To do:
Return the data below in full and exactly, except that the pictures are dropped.

Material for this task:
---

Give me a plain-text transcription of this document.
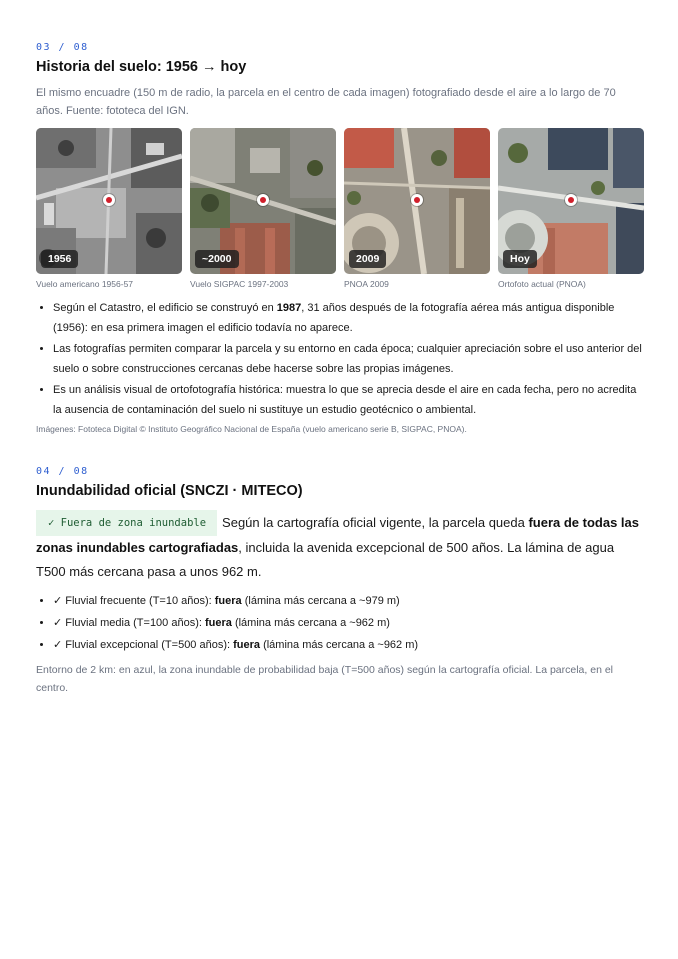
03 / 08
Historia del suelo: 1956 → hoy

El mismo encuadre (150 m de radio, la parcela en el centro de cada imagen) fotografiado desde el aire a lo largo de 70 años. Fuente: fototeca del IGN.

1956
Vuelo americano 1956-57
~2000
Vuelo SIGPAC 1997-2003
2009
PNOA 2009
Hoy
Ortofoto actual (PNOA)
• Según el Catastro, el edificio se construyó en 1987, 31 años después de la fotografía aérea más antigua disponible (1956): en esa primera imagen el edificio todavía no aparece.
• Las fotografías permiten comparar la parcela y su entorno en cada época; cualquier apreciación sobre el uso anterior del suelo o sobre construcciones cercanas debe hacerse sobre las propias imágenes.
• Es un análisis visual de ortofotografía histórica: muestra lo que se aprecia desde el aire en cada fecha, pero no acredita la ausencia de contaminación del suelo ni sustituye un estudio geotécnico o ambiental.

Imágenes: Fototeca Digital © Instituto Geográfico Nacional de España (vuelo americano serie B, SIGPAC, PNOA).

04 / 08
Inundabilidad oficial (SNCZI · MITECO)

✓ Fuera de zona inundable Según la cartografía oficial vigente, la parcela queda fuera de todas las zonas inundables cartografiadas, incluida la avenida excepcional de 500 años. La lámina de agua T500 más cercana pasa a unos 962 m.

• ✓ Fluvial frecuente (T=10 años): fuera (lámina más cercana a ~979 m)
• ✓ Fluvial media (T=100 años): fuera (lámina más cercana a ~962 m)
• ✓ Fluvial excepcional (T=500 años): fuera (lámina más cercana a ~962 m)

Entorno de 2 km: en azul, la zona inundable de probabilidad baja (T=500 años) según la cartografía oficial. La parcela, en el centro.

---

Task answer:
Give me a plain-text transcription of this document.
03 / 08
Historia del suelo: 1956 → hoy

El mismo encuadre (150 m de radio, la parcela en el centro de cada imagen) fotografiado desde el aire a lo largo de 70 años. Fuente: fototeca del IGN.

1956
Vuelo americano 1956-57
~2000
Vuelo SIGPAC 1997-2003
2009
PNOA 2009
Hoy
Ortofoto actual (PNOA)
• Según el Catastro, el edificio se construyó en 1987, 31 años después de la fotografía aérea más antigua disponible (1956): en esa primera imagen el edificio todavía no aparece.
• Las fotografías permiten comparar la parcela y su entorno en cada época; cualquier apreciación sobre el uso anterior del suelo o sobre construcciones cercanas debe hacerse sobre las propias imágenes.
• Es un análisis visual de ortofotografía histórica: muestra lo que se aprecia desde el aire en cada fecha, pero no acredita la ausencia de contaminación del suelo ni sustituye un estudio geotécnico o ambiental.

Imágenes: Fototeca Digital © Instituto Geográfico Nacional de España (vuelo americano serie B, SIGPAC, PNOA).

04 / 08
Inundabilidad oficial (SNCZI · MITECO)

✓ Fuera de zona inundable Según la cartografía oficial vigente, la parcela queda fuera de todas las zonas inundables cartografiadas, incluida la avenida excepcional de 500 años. La lámina de agua T500 más cercana pasa a unos 962 m.

• ✓ Fluvial frecuente (T=10 años): fuera (lámina más cercana a ~979 m)
• ✓ Fluvial media (T=100 años): fuera (lámina más cercana a ~962 m)
• ✓ Fluvial excepcional (T=500 años): fuera (lámina más cercana a ~962 m)

Entorno de 2 km: en azul, la zona inundable de probabilidad baja (T=500 años) según la cartografía oficial. La parcela, en el centro.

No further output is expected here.